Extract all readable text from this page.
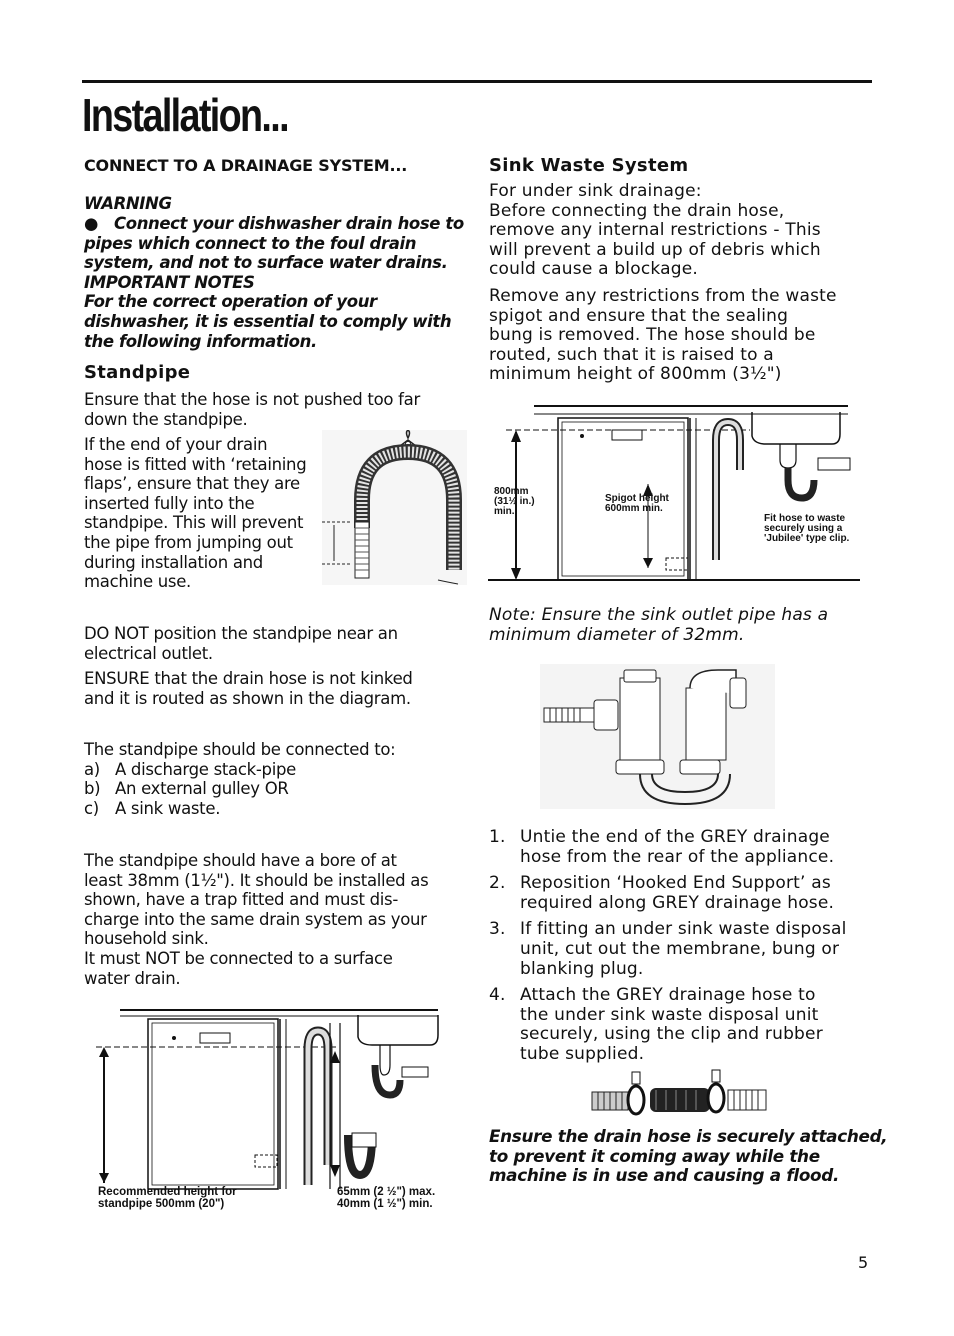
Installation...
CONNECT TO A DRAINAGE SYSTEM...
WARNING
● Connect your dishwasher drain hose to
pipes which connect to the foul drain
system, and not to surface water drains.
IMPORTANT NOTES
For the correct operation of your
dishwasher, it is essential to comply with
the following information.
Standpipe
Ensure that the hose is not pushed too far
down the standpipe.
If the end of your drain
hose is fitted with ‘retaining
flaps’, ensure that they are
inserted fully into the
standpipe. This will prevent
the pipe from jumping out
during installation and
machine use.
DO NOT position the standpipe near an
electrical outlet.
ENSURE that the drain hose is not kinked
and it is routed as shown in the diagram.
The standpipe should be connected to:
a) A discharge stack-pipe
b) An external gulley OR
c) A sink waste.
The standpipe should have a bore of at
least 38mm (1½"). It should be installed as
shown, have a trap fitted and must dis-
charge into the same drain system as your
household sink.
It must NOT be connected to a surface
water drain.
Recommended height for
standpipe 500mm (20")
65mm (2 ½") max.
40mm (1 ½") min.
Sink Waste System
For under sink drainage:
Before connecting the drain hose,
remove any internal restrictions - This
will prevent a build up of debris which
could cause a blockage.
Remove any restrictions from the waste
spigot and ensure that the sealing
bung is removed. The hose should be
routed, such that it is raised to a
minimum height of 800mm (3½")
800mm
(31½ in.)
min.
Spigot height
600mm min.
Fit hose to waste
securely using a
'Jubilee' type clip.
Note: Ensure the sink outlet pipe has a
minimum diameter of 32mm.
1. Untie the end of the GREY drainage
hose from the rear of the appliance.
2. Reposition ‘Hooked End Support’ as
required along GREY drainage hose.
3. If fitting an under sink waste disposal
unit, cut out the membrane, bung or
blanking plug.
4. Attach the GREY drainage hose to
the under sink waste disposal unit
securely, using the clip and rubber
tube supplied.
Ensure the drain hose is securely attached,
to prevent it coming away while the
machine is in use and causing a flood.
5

* * *

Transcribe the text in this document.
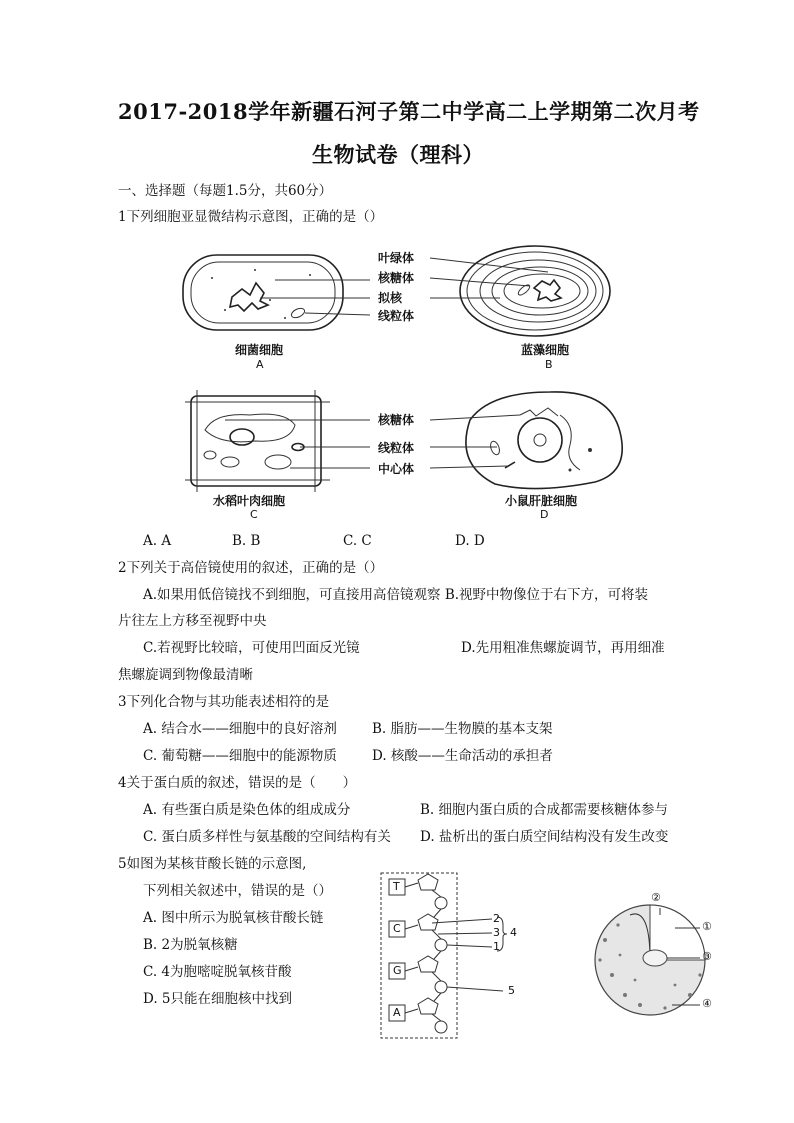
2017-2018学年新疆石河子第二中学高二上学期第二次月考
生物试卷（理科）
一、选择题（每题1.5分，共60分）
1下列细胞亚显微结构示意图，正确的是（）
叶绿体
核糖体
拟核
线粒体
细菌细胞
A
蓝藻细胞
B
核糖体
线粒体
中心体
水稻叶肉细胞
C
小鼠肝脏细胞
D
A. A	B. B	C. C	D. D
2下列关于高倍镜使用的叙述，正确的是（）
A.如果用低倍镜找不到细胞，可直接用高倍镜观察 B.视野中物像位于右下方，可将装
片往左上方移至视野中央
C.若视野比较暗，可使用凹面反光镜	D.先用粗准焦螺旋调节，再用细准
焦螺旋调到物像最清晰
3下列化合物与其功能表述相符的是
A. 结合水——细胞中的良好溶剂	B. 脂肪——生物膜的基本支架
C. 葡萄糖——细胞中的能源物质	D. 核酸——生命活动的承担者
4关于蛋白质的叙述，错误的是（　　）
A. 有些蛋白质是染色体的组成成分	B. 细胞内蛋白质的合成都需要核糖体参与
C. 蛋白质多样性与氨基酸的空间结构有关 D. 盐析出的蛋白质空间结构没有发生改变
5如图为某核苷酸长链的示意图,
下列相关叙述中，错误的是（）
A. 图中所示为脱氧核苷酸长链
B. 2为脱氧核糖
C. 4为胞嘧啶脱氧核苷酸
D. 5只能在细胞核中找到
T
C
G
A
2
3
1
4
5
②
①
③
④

--

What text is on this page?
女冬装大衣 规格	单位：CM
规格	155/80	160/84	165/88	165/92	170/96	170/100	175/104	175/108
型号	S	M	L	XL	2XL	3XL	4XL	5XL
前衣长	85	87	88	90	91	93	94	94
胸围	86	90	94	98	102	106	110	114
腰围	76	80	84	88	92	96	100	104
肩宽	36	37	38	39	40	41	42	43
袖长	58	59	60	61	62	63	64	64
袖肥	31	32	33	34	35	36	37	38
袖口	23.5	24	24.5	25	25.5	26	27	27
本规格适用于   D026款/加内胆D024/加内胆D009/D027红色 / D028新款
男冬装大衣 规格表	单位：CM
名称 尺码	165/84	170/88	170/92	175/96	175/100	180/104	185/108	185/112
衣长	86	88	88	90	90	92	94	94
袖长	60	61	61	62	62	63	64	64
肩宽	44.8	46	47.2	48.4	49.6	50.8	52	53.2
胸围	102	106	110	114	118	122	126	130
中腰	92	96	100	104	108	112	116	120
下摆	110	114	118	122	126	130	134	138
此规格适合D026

**Problem statement**
Find all lines holding the string "machine" and copy them.

**Final result**
machine use.
machine is in use and causing a flood.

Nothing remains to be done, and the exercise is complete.